● **Written exercise**: Restate the entries below word for word, omitting nothing.

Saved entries
-*-*-

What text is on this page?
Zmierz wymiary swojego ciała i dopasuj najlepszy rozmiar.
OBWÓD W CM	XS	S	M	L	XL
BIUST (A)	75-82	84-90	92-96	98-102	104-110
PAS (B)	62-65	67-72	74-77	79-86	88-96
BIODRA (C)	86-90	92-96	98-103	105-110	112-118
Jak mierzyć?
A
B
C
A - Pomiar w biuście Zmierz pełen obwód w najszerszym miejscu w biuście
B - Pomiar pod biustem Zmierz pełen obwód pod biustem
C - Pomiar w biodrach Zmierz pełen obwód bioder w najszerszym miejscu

-*-*-

● **Task solution**:
What text is on this page?
Zmierz wymiary swojego ciała i dopasuj najlepszy rozmiar.
OBWÓD W CM	XS	S	M	L	XL
BIUST (A)	75-82	84-90	92-96	98-102	104-110
PAS (B)	62-65	67-72	74-77	79-86	88-96
BIODRA (C)	86-90	92-96	98-103	105-110	112-118
Jak mierzyć?
A
B
C
A - Pomiar w biuście Zmierz pełen obwód w najszerszym miejscu w biuście
B - Pomiar pod biustem Zmierz pełen obwód pod biustem
C - Pomiar w biodrach Zmierz pełen obwód bioder w najszerszym miejscu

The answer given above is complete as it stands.